Count the lines in the entries below that include the word "icon". Give nothing but the number.

▶ [DATASET ROWS]
━━━━

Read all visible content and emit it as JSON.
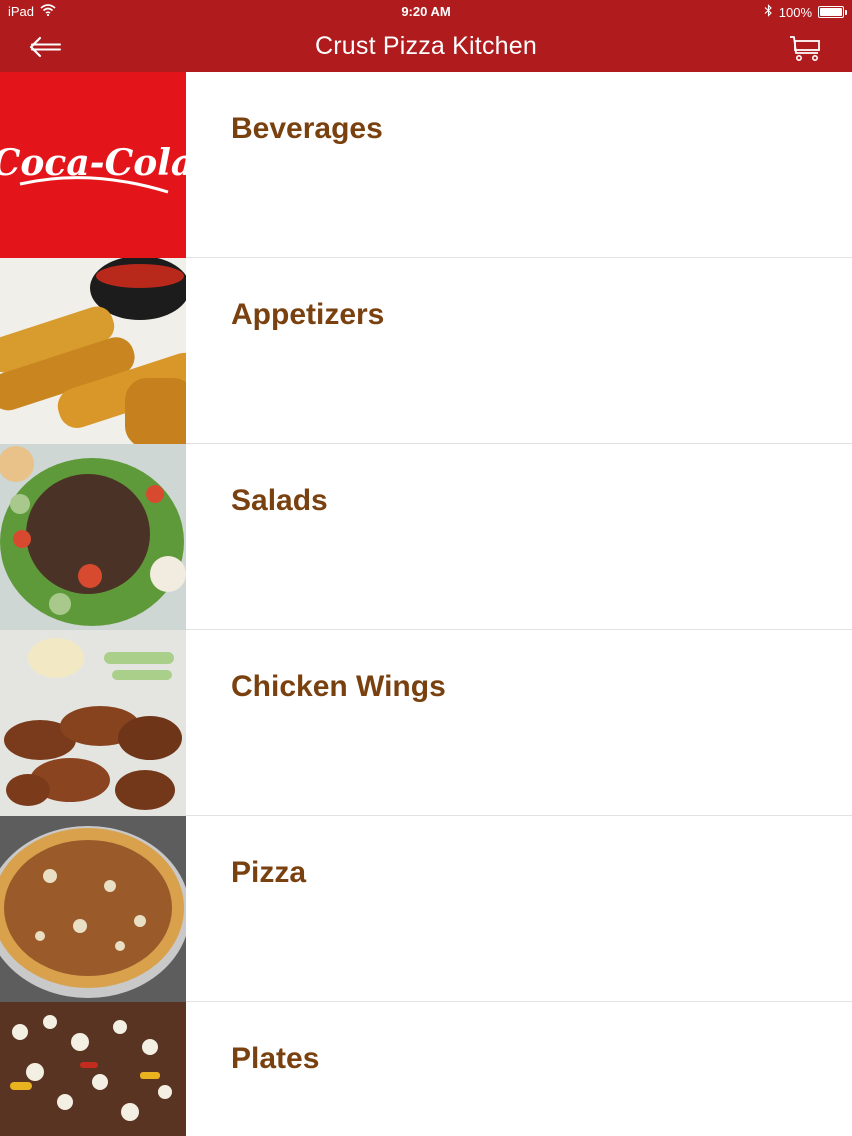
{
  "status": {
    "device": "iPad",
    "time": "9:20 AM",
    "battery": "100%",
    "battery_level": 1.0
  },
  "nav": {
    "title": "Crust Pizza Kitchen",
    "back_icon": "arrow-left-icon",
    "cart_icon": "cart-icon"
  },
  "theme": {
    "header_bg": "#b01c1e",
    "label_color": "#7a4110",
    "divider": "#e2e2e2"
  },
  "categories": [
    {
      "label": "Beverages",
      "image": "coca-cola-logo"
    },
    {
      "label": "Appetizers",
      "image": "mozzarella-sticks-photo"
    },
    {
      "label": "Salads",
      "image": "salad-photo"
    },
    {
      "label": "Chicken Wings",
      "image": "chicken-wings-photo"
    },
    {
      "label": "Pizza",
      "image": "pizza-photo"
    },
    {
      "label": "Plates",
      "image": "plates-photo"
    }
  ]
}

━━━━

▶ [RESULT] 2